## RECORD EXCERPTS

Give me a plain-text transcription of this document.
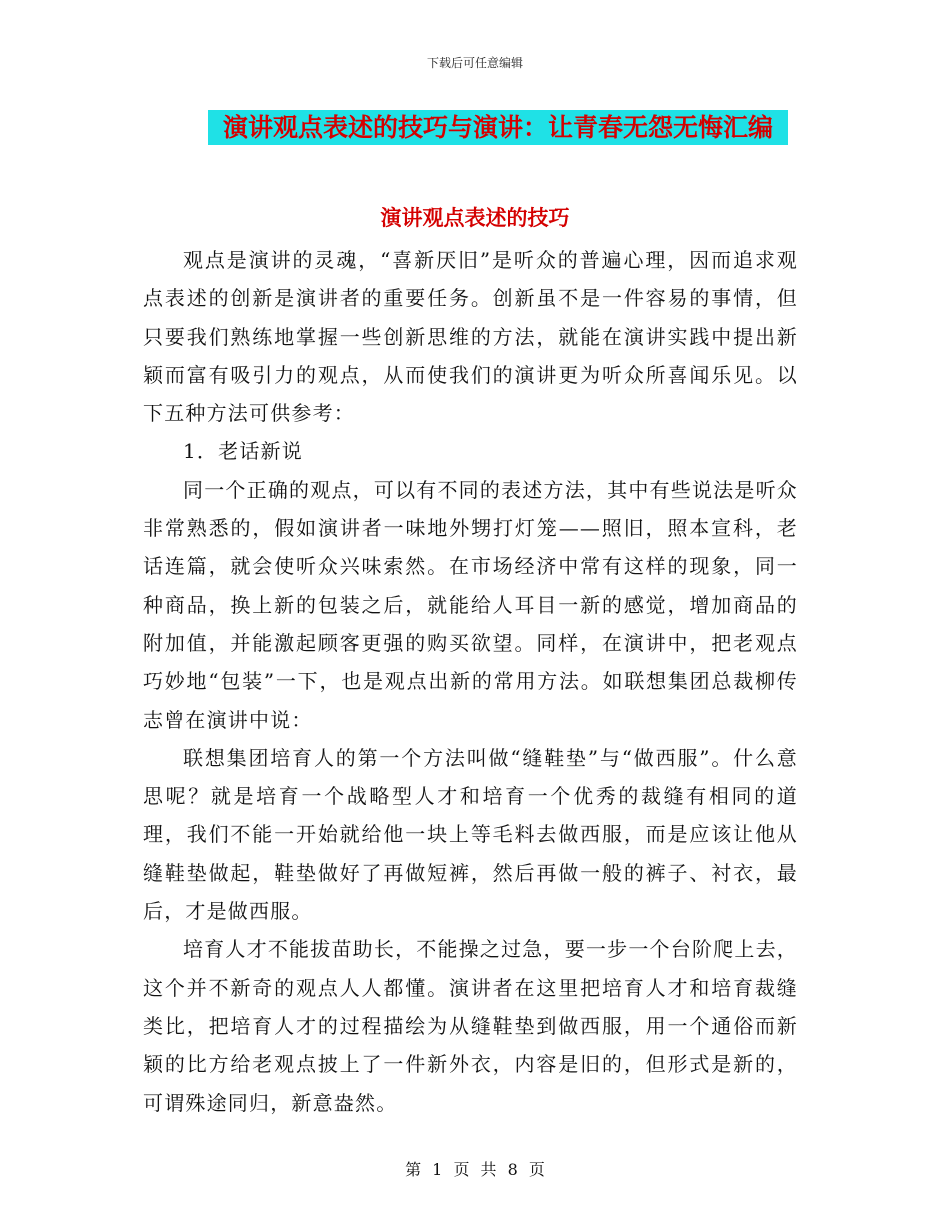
下载后可任意编辑
演讲观点表述的技巧与演讲：让青春无怨无悔汇编
演讲观点表述的技巧

观点是演讲的灵魂，“喜新厌旧”是听众的普遍心理，因而追求观点表述的创新是演讲者的重要任务。创新虽不是一件容易的事情，但只要我们熟练地掌握一些创新思维的方法，就能在演讲实践中提出新颖而富有吸引力的观点，从而使我们的演讲更为听众所喜闻乐见。以下五种方法可供参考：

1．老话新说

同一个正确的观点，可以有不同的表述方法，其中有些说法是听众非常熟悉的，假如演讲者一味地外甥打灯笼——照旧，照本宣科，老话连篇，就会使听众兴味索然。在市场经济中常有这样的现象，同一种商品，换上新的包装之后，就能给人耳目一新的感觉，增加商品的附加值，并能激起顾客更强的购买欲望。同样，在演讲中，把老观点巧妙地“包装”一下，也是观点出新的常用方法。如联想集团总裁柳传志曾在演讲中说：

联想集团培育人的第一个方法叫做“缝鞋垫”与“做西服”。什么意思呢？就是培育一个战略型人才和培育一个优秀的裁缝有相同的道理，我们不能一开始就给他一块上等毛料去做西服，而是应该让他从缝鞋垫做起，鞋垫做好了再做短裤，然后再做一般的裤子、衬衣，最后，才是做西服。

培育人才不能拔苗助长，不能操之过急，要一步一个台阶爬上去，这个并不新奇的观点人人都懂。演讲者在这里把培育人才和培育裁缝类比，把培育人才的过程描绘为从缝鞋垫到做西服，用一个通俗而新颖的比方给老观点披上了一件新外衣，内容是旧的，但形式是新的，可谓殊途同归，新意盎然。

第 1 页 共 8 页
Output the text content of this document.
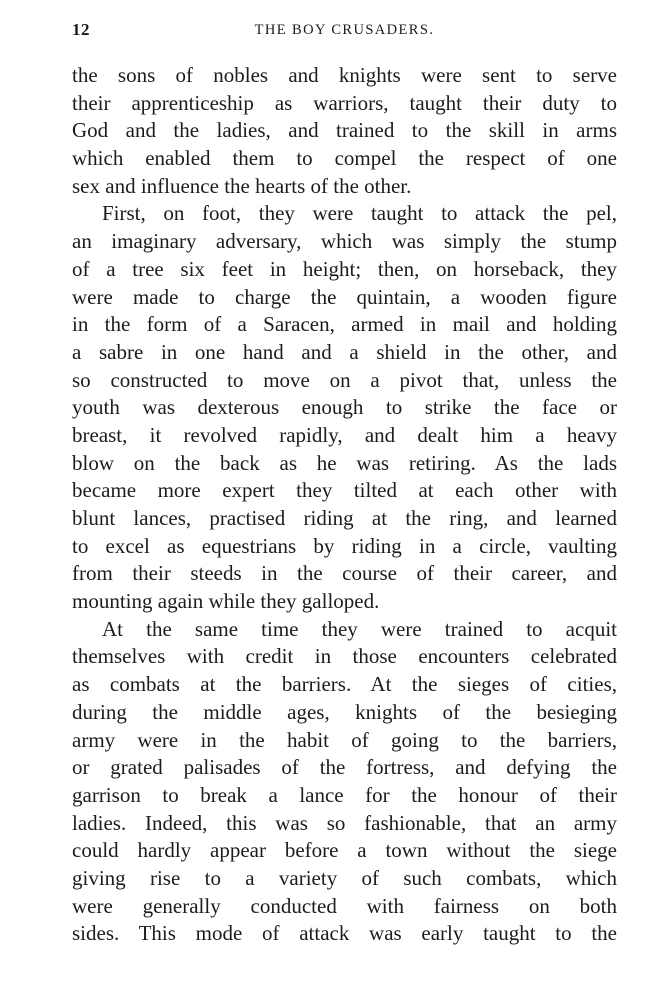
12	THE BOY CRUSADERS.
the sons of nobles and knights were sent to serve
their apprenticeship as warriors, taught their duty to
God and the ladies, and trained to the skill in arms
which enabled them to compel the respect of one
sex and influence the hearts of the other.
First, on foot, they were taught to attack the pel,
an imaginary adversary, which was simply the stump
of a tree six feet in height; then, on horseback, they
were made to charge the quintain, a wooden figure
in the form of a Saracen, armed in mail and holding
a sabre in one hand and a shield in the other, and
so constructed to move on a pivot that, unless the
youth was dexterous enough to strike the face or
breast, it revolved rapidly, and dealt him a heavy
blow on the back as he was retiring. As the lads
became more expert they tilted at each other with
blunt lances, practised riding at the ring, and learned
to excel as equestrians by riding in a circle, vaulting
from their steeds in the course of their career, and
mounting again while they galloped.
At the same time they were trained to acquit
themselves with credit in those encounters celebrated
as combats at the barriers. At the sieges of cities,
during the middle ages, knights of the besieging
army were in the habit of going to the barriers,
or grated palisades of the fortress, and defying the
garrison to break a lance for the honour of their
ladies. Indeed, this was so fashionable, that an army
could hardly appear before a town without the siege
giving rise to a variety of such combats, which
were generally conducted with fairness on both
sides. This mode of attack was early taught to the
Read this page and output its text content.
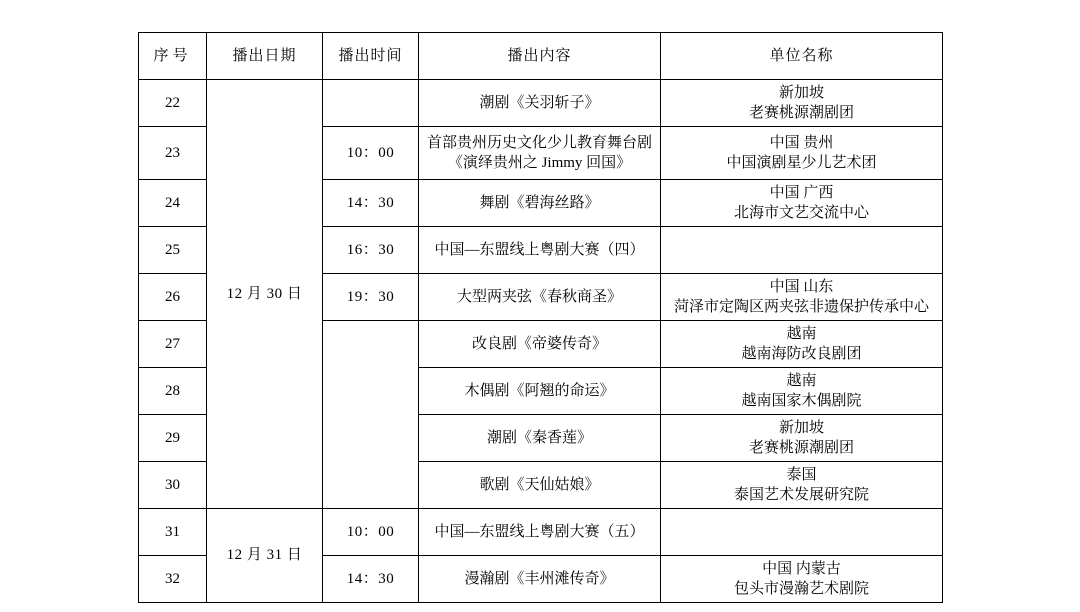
序号	播出日期	播出时间	播出内容	单位名称
22	12 月 30 日		潮剧《关羽斩子》	新加坡
老赛桃源潮剧团

23		10：00	首部贵州历史文化少儿教育舞台剧
《演绎贵州之 Jimmy 回国》	中国 贵州
中国演剧星少儿艺术团

24		14：30	舞剧《碧海丝路》	中国 广西
北海市文艺交流中心

25		16：30	中国—东盟线上粤剧大赛（四）	
26		19：30	大型两夹弦《春秋商圣》	中国 山东
菏泽市定陶区两夹弦非遗保护传承中心

27			改良剧《帝婆传奇》	越南
越南海防改良剧团

28			木偶剧《阿翘的命运》	越南
越南国家木偶剧院

29			潮剧《秦香莲》	新加坡
老赛桃源潮剧团

30			歌剧《天仙姑娘》	泰国
泰国艺术发展研究院

31	12 月 31 日	10：00	中国—东盟线上粤剧大赛（五）	
32		14：30	漫瀚剧《丰州滩传奇》	中国 内蒙古
包头市漫瀚艺术剧院
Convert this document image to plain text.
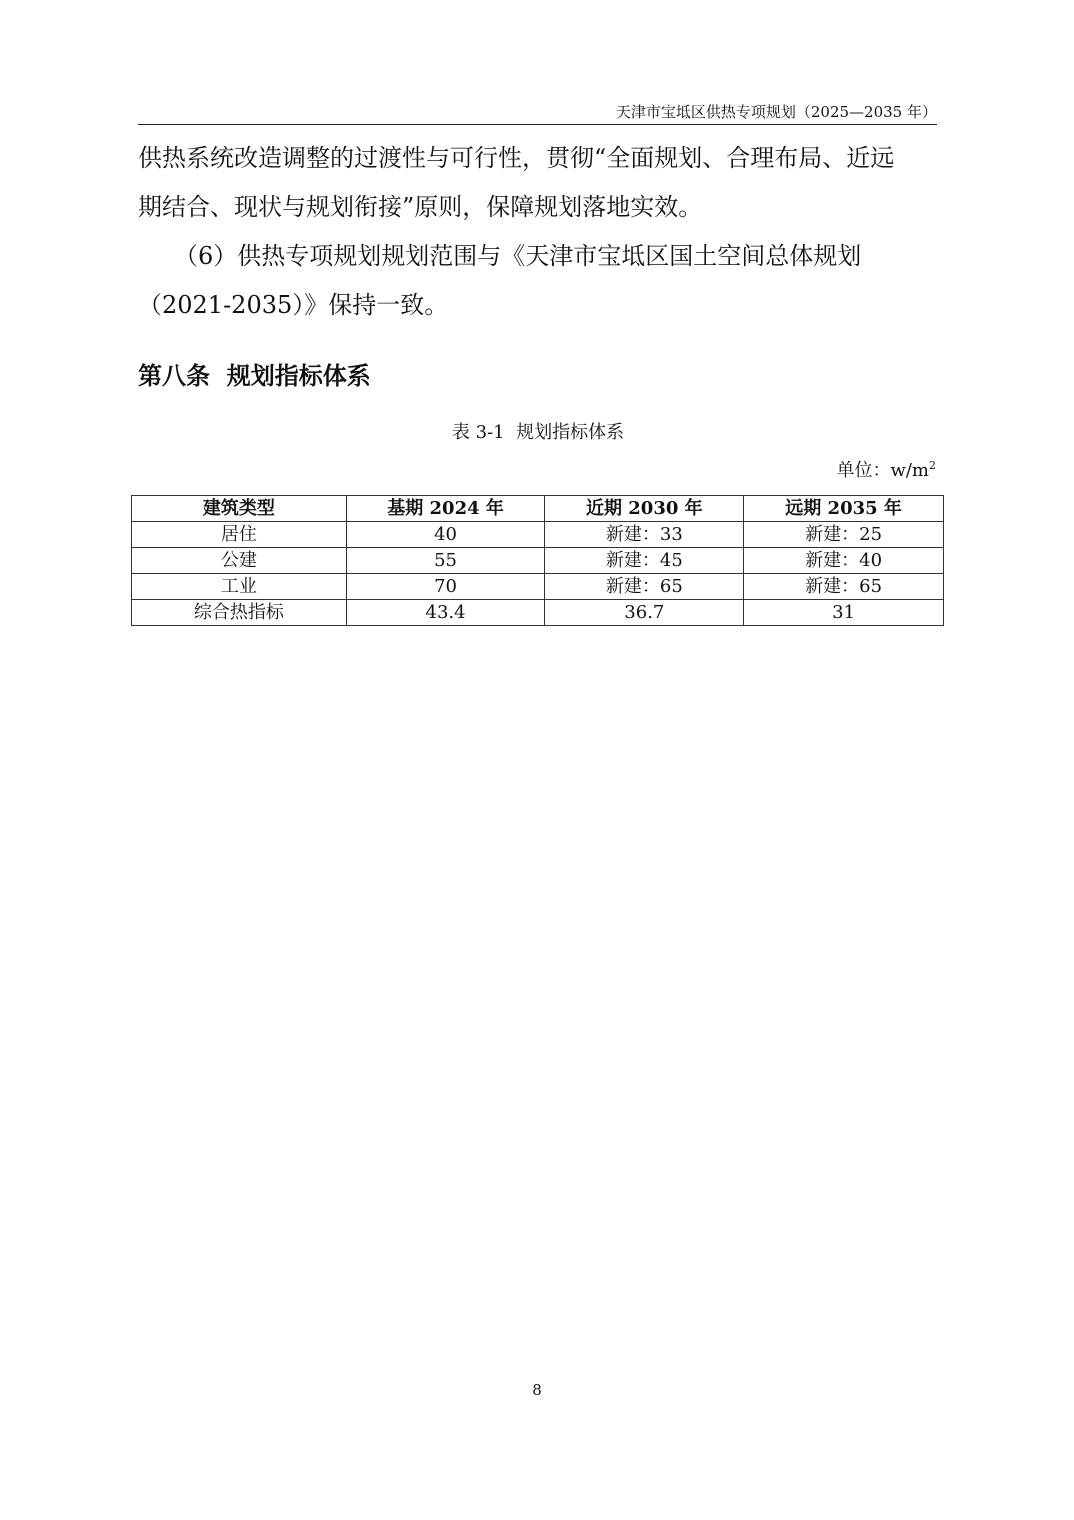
天津市宝坻区供热专项规划（2025—2035 年）
供热系统改造调整的过渡性与可行性，贯彻“全面规划、合理布局、近远
期结合、现状与规划衔接”原则，保障规划落地实效。
　　（6）供热专项规划规划范围与《天津市宝坻区国土空间总体规划
（2021-2035）》保持一致。
第八条  规划指标体系
表 3-1  规划指标体系
单位：$w/m^2$
建筑类型	基期 2024 年	近期 2030 年	远期 2035 年
居住	40	新建：33	新建：25
公建	55	新建：45	新建：40
工业	70	新建：65	新建：65
综合热指标	43.4	36.7	31
8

## GOAL
Working from the line that contains "Convert this document image to plain text." to the last line of the listing, please quote each line exactly, pictures excluded.

## WORKED SOLUTION
Convert this document image to plain text.
天津市宝坻区供热专项规划（2025—2035 年）
供热系统改造调整的过渡性与可行性，贯彻“全面规划、合理布局、近远
期结合、现状与规划衔接”原则，保障规划落地实效。
　　（6）供热专项规划规划范围与《天津市宝坻区国土空间总体规划
（2021-2035）》保持一致。
第八条  规划指标体系
表 3-1  规划指标体系
单位：$w/m^2$
建筑类型	基期 2024 年	近期 2030 年	远期 2035 年
居住	40	新建：33	新建：25
公建	55	新建：45	新建：40
工业	70	新建：65	新建：65
综合热指标	43.4	36.7	31
8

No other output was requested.